- Instructions for the task
Copy the data below exactly.
— START OF The records —
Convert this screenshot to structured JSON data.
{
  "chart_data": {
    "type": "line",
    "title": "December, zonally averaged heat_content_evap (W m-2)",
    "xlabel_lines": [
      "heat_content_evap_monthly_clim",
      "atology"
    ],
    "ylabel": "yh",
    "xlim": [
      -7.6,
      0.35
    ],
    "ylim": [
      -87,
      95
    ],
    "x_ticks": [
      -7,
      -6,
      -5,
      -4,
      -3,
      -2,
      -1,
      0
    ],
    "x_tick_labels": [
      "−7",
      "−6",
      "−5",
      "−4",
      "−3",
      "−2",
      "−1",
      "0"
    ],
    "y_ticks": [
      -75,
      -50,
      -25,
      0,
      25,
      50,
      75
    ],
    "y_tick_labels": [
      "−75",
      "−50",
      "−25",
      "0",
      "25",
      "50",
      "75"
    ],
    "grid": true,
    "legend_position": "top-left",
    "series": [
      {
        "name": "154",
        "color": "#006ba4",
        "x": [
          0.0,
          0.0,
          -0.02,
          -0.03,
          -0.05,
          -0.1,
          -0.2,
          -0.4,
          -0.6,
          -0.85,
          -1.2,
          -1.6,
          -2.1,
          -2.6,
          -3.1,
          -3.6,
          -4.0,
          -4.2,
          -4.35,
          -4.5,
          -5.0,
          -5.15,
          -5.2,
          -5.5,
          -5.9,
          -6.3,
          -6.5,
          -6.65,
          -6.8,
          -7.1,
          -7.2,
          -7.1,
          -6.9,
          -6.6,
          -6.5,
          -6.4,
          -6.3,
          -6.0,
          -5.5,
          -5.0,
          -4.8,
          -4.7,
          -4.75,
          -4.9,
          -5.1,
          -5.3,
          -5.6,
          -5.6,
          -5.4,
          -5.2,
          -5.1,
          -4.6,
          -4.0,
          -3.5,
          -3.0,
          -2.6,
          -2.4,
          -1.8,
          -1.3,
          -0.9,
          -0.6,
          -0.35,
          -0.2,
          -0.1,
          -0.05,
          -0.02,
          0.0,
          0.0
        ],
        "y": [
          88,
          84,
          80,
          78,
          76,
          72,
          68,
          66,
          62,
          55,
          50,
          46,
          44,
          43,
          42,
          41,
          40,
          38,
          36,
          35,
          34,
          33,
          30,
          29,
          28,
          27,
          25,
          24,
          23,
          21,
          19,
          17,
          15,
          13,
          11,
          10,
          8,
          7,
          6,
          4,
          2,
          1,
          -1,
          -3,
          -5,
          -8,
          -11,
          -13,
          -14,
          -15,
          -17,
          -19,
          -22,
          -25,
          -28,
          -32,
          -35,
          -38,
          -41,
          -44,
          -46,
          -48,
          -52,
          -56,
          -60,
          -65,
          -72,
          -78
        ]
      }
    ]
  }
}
— END OF The records —
- Task answer
Convert this screenshot to structured JSON data.
{
  "chart_data": {
    "type": "line",
    "title": "December, zonally averaged heat_content_evap (W m-2)",
    "xlabel_lines": [
      "heat_content_evap_monthly_clim",
      "atology"
    ],
    "ylabel": "yh",
    "xlim": [
      -7.6,
      0.35
    ],
    "ylim": [
      -87,
      95
    ],
    "x_ticks": [
      -7,
      -6,
      -5,
      -4,
      -3,
      -2,
      -1,
      0
    ],
    "x_tick_labels": [
      "−7",
      "−6",
      "−5",
      "−4",
      "−3",
      "−2",
      "−1",
      "0"
    ],
    "y_ticks": [
      -75,
      -50,
      -25,
      0,
      25,
      50,
      75
    ],
    "y_tick_labels": [
      "−75",
      "−50",
      "−25",
      "0",
      "25",
      "50",
      "75"
    ],
    "grid": true,
    "legend_position": "top-left",
    "series": [
      {
        "name": "154",
        "color": "#006ba4",
        "x": [
          0.0,
          0.0,
          -0.02,
          -0.03,
          -0.05,
          -0.1,
          -0.2,
          -0.4,
          -0.6,
          -0.85,
          -1.2,
          -1.6,
          -2.1,
          -2.6,
          -3.1,
          -3.6,
          -4.0,
          -4.2,
          -4.35,
          -4.5,
          -5.0,
          -5.15,
          -5.2,
          -5.5,
          -5.9,
          -6.3,
          -6.5,
          -6.65,
          -6.8,
          -7.1,
          -7.2,
          -7.1,
          -6.9,
          -6.6,
          -6.5,
          -6.4,
          -6.3,
          -6.0,
          -5.5,
          -5.0,
          -4.8,
          -4.7,
          -4.75,
          -4.9,
          -5.1,
          -5.3,
          -5.6,
          -5.6,
          -5.4,
          -5.2,
          -5.1,
          -4.6,
          -4.0,
          -3.5,
          -3.0,
          -2.6,
          -2.4,
          -1.8,
          -1.3,
          -0.9,
          -0.6,
          -0.35,
          -0.2,
          -0.1,
          -0.05,
          -0.02,
          0.0,
          0.0
        ],
        "y": [
          88,
          84,
          80,
          78,
          76,
          72,
          68,
          66,
          62,
          55,
          50,
          46,
          44,
          43,
          42,
          41,
          40,
          38,
          36,
          35,
          34,
          33,
          30,
          29,
          28,
          27,
          25,
          24,
          23,
          21,
          19,
          17,
          15,
          13,
          11,
          10,
          8,
          7,
          6,
          4,
          2,
          1,
          -1,
          -3,
          -5,
          -8,
          -11,
          -13,
          -14,
          -15,
          -17,
          -19,
          -22,
          -25,
          -28,
          -32,
          -35,
          -38,
          -41,
          -44,
          -46,
          -48,
          -52,
          -56,
          -60,
          -65,
          -72,
          -78
        ]
      }
    ]
  }
}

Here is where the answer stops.